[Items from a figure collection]
•••••
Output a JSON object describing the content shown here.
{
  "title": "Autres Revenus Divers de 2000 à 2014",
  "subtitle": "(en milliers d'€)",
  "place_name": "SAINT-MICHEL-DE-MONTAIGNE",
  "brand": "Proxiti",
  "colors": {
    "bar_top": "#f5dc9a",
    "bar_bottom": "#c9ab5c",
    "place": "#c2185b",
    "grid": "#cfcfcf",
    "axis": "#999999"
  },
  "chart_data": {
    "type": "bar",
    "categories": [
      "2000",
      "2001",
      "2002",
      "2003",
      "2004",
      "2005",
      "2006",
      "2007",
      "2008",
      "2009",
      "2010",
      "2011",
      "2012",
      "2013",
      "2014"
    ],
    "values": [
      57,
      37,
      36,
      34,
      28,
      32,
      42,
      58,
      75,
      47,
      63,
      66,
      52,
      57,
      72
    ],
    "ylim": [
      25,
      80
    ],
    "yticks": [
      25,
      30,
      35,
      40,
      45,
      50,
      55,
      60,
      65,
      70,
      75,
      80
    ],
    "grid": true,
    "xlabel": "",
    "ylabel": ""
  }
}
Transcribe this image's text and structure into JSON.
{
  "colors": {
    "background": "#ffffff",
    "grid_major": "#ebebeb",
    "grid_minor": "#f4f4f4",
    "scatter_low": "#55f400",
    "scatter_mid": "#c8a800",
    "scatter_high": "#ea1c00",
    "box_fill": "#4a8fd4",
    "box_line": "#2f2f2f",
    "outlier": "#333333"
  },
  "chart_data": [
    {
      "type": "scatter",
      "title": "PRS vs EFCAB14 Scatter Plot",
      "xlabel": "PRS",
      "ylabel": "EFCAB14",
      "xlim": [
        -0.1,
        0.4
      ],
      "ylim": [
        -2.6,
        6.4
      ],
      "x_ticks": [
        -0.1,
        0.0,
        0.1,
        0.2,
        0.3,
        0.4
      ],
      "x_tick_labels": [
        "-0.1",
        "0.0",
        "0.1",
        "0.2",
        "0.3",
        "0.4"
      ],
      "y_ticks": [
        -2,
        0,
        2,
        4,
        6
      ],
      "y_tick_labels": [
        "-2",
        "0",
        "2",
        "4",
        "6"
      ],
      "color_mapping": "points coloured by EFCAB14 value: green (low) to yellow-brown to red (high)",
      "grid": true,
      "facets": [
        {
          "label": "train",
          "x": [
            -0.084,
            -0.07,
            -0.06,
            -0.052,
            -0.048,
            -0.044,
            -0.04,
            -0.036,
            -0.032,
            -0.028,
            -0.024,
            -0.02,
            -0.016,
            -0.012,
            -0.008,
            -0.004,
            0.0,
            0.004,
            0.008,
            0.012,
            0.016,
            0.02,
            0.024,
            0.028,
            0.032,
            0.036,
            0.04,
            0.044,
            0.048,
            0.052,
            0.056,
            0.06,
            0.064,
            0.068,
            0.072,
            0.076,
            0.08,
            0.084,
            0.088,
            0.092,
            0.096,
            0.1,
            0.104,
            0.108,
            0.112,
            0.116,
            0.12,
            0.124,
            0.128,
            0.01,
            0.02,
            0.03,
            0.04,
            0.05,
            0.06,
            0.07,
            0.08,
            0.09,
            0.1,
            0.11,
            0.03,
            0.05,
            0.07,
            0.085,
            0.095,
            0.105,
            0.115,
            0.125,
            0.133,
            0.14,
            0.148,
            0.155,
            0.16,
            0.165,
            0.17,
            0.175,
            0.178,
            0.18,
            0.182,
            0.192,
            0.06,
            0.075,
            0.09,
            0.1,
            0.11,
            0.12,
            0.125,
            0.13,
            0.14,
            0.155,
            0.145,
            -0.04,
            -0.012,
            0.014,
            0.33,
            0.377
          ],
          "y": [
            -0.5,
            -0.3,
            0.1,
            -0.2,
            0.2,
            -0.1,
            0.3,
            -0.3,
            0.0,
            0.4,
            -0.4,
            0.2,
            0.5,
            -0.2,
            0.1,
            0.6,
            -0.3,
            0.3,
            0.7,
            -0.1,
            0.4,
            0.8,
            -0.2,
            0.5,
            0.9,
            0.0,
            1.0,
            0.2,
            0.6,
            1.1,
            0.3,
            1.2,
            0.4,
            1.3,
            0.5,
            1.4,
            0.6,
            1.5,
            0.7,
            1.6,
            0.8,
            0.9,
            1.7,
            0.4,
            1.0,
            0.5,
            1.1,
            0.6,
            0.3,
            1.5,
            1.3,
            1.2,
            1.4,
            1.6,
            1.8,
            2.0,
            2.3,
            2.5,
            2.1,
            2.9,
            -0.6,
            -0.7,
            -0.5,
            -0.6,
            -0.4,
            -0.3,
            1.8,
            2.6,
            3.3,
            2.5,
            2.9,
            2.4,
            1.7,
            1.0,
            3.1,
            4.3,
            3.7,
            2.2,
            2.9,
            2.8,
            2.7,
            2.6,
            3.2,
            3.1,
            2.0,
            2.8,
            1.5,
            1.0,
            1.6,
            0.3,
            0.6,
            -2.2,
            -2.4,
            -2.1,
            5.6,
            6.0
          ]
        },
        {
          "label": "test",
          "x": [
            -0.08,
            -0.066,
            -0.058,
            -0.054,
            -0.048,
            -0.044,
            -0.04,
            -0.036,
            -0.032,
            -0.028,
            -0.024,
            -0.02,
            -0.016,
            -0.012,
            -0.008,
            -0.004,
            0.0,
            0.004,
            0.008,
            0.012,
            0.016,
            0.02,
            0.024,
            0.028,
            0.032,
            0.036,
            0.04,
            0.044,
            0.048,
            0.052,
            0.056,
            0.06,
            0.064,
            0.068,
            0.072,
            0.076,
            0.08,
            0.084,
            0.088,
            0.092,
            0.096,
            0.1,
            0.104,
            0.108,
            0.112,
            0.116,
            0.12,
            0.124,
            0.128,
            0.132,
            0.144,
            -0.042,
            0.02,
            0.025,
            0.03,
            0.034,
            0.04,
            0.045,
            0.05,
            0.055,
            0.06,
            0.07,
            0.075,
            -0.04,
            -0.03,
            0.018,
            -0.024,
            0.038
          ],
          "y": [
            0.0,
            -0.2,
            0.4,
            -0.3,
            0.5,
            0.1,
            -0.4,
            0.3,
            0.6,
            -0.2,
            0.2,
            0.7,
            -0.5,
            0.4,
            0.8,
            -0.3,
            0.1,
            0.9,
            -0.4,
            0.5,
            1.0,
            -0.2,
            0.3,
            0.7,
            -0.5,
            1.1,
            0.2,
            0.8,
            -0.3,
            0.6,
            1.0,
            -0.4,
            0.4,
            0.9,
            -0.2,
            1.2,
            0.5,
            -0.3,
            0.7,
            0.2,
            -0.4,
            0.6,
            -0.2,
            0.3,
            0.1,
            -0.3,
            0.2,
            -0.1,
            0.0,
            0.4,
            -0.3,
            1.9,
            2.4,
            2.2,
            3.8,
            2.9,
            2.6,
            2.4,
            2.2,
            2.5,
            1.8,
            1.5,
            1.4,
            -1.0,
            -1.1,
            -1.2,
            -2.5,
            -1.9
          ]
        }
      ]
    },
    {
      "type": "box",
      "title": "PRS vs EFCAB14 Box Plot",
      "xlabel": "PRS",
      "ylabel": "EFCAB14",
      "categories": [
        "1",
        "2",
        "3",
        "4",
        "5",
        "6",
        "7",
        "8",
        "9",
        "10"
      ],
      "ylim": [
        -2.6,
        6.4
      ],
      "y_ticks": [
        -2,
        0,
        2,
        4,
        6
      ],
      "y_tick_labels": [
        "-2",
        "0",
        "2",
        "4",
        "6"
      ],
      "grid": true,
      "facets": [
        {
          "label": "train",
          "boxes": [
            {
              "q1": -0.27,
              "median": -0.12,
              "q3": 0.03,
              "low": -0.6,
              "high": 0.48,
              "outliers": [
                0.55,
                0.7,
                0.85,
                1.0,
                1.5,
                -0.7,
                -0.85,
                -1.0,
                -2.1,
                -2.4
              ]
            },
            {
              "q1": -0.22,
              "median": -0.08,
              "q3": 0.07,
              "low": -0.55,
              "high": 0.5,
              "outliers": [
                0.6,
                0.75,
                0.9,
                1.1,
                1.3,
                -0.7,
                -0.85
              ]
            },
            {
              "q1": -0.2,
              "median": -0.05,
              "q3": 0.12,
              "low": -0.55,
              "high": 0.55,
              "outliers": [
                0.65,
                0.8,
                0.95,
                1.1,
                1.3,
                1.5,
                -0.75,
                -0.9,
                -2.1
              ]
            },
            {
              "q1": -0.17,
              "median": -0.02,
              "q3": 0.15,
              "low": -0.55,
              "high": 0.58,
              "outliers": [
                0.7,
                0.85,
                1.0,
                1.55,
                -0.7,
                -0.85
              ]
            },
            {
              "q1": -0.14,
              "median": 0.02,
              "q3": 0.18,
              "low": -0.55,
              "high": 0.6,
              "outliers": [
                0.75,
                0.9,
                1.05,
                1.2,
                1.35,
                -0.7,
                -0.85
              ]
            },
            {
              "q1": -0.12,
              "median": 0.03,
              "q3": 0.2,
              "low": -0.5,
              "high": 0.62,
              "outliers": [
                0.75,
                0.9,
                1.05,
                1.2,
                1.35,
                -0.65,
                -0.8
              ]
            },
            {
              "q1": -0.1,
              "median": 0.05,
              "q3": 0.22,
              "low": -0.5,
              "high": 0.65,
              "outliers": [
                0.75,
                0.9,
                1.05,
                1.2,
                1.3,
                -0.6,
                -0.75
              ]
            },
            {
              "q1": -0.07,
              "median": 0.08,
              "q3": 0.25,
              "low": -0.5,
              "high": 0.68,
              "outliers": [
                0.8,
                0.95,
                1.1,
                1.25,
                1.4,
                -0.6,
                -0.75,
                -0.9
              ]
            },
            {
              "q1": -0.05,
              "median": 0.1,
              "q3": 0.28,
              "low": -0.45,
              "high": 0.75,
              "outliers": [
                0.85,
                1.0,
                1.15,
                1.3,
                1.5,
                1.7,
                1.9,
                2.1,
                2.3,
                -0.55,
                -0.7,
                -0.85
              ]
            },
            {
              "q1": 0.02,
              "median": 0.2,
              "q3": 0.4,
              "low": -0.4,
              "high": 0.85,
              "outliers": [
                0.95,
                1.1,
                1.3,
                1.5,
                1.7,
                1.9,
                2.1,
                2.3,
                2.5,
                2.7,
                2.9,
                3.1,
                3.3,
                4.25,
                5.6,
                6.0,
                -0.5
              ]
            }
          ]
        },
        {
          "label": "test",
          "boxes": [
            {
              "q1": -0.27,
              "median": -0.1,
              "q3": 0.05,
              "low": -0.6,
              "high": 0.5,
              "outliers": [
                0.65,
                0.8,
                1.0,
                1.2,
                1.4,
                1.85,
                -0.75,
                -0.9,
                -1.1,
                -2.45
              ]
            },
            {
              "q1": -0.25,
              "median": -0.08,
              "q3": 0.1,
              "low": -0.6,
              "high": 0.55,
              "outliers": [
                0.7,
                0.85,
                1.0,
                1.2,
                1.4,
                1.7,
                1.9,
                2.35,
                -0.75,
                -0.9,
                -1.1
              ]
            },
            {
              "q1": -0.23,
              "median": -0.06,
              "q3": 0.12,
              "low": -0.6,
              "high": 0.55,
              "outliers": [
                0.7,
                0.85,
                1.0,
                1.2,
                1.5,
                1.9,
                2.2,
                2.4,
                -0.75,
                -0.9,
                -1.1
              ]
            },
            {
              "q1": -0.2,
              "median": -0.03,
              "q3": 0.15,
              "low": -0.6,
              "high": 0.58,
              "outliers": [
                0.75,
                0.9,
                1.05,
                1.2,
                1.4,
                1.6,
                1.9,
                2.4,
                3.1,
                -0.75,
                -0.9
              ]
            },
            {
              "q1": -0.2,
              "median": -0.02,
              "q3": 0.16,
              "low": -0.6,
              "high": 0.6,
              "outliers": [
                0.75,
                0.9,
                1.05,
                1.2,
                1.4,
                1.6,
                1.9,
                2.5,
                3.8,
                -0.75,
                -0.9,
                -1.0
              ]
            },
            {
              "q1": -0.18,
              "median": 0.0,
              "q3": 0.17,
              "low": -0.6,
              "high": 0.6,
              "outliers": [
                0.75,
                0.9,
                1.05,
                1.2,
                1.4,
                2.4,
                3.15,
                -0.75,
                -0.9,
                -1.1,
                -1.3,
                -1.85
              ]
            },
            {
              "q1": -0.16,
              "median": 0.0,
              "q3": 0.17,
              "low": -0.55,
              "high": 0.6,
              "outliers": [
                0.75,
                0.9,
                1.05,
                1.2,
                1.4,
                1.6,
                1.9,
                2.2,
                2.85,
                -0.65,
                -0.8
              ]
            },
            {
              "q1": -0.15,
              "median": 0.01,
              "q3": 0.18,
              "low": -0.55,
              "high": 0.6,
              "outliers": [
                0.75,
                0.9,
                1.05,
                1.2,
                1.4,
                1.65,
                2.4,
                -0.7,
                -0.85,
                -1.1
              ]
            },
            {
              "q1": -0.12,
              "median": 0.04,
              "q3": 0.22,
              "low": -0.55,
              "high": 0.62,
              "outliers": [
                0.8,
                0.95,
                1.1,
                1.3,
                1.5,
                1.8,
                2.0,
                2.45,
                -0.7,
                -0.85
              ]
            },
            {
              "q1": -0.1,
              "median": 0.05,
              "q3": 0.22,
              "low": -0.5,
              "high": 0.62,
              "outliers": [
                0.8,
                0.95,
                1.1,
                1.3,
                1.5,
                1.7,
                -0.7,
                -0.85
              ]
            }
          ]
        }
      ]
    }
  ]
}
•••••
The problem
The word "JSON" may appear on some lines. Report how many lines hold it, giving the number alone.

Exercise response
2